▸ **Direction**:
Extract the lines that carry the string "subtitle" from the listing.

+ + + + + + +

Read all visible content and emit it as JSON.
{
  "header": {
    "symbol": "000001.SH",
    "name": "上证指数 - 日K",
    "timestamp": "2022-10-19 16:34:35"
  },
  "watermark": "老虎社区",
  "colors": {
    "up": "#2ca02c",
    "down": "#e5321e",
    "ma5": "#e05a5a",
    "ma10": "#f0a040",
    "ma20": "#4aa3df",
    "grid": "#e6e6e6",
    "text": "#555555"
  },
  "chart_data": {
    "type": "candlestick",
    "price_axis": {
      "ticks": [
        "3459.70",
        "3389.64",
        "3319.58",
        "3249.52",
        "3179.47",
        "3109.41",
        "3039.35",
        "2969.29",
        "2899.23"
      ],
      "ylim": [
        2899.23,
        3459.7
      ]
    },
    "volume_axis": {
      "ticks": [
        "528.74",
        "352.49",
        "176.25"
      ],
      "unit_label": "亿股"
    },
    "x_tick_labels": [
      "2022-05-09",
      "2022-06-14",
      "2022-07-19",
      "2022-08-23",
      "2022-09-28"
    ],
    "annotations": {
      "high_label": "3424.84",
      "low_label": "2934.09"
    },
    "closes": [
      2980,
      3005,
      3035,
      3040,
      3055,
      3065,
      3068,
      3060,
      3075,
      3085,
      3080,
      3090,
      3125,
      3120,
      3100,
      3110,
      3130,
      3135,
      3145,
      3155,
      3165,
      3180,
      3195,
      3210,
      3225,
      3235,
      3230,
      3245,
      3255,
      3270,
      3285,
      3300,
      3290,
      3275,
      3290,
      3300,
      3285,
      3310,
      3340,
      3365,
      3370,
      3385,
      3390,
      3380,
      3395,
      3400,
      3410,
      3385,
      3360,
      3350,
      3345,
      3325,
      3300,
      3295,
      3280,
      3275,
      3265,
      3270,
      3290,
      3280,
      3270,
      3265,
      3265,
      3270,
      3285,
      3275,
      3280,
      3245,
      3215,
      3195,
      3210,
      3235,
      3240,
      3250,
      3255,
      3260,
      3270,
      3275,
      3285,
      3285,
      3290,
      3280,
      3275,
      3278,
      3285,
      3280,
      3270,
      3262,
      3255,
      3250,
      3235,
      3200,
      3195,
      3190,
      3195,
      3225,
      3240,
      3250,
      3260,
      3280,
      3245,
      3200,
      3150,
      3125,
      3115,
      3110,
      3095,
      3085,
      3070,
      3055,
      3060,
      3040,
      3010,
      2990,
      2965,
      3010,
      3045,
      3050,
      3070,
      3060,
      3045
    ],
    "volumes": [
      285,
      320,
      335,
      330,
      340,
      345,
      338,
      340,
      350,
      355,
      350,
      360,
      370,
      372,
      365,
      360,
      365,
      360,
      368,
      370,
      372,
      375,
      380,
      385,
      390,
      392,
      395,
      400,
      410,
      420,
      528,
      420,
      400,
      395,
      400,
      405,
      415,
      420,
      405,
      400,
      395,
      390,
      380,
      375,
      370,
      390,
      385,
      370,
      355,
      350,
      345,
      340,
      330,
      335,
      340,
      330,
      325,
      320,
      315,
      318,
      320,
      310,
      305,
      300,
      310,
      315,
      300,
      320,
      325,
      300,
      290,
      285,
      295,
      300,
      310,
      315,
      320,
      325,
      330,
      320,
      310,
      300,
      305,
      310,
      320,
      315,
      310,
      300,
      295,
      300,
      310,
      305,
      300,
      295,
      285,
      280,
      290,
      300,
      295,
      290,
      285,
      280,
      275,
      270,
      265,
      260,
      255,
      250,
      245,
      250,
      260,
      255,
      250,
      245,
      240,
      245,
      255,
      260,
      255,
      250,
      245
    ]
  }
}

+ + + + + + +

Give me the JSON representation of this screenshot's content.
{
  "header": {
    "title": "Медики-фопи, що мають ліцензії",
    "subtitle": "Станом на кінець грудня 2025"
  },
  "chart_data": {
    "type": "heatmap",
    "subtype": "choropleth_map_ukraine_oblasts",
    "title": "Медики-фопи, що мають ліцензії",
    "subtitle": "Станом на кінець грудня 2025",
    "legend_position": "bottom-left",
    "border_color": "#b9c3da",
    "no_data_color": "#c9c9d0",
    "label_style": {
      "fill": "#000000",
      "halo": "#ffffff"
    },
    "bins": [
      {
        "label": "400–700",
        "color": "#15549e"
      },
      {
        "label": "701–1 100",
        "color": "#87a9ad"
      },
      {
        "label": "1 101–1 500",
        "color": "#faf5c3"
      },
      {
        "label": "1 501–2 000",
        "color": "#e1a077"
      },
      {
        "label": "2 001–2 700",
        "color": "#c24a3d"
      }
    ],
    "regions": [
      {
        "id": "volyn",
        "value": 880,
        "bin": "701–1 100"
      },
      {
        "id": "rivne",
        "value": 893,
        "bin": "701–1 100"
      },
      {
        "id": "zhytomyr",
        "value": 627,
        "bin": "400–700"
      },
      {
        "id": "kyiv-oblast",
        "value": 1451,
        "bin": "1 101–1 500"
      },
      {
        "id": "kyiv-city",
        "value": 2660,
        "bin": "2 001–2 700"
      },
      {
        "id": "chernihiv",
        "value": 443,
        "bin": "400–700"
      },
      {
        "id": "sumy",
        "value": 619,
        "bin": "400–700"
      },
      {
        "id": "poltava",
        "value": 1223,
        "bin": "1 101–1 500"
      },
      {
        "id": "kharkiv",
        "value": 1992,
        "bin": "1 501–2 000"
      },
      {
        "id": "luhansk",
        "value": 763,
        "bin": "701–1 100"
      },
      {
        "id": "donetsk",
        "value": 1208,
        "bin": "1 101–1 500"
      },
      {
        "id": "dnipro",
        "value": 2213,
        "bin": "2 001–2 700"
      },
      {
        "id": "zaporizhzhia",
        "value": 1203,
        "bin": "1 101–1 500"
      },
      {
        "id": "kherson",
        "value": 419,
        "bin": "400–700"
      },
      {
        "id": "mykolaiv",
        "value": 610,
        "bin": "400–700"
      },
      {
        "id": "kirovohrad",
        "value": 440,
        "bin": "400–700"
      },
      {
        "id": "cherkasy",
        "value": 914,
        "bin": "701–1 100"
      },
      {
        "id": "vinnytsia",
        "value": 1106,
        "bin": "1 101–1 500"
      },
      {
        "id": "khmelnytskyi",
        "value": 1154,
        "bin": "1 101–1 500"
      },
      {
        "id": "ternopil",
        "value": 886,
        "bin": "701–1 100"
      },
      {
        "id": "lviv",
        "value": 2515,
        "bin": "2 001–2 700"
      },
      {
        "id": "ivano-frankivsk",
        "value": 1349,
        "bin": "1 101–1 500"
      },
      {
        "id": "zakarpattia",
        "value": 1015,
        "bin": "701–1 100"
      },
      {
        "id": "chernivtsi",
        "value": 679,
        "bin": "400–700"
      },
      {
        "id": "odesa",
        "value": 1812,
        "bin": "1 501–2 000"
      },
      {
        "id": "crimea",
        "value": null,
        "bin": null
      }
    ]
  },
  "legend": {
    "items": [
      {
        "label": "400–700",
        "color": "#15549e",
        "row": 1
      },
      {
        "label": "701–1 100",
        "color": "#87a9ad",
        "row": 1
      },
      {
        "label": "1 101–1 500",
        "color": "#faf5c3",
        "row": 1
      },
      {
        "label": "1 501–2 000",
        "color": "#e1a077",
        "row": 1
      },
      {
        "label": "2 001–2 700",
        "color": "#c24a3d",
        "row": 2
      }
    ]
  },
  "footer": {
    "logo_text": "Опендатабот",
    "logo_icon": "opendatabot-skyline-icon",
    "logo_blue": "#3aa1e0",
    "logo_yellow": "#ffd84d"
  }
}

+ + + + + + +

▸ **Exercise result**:
    "subtitle": "Станом на кінець грудня 2025"
    "subtitle": "Станом на кінець грудня 2025",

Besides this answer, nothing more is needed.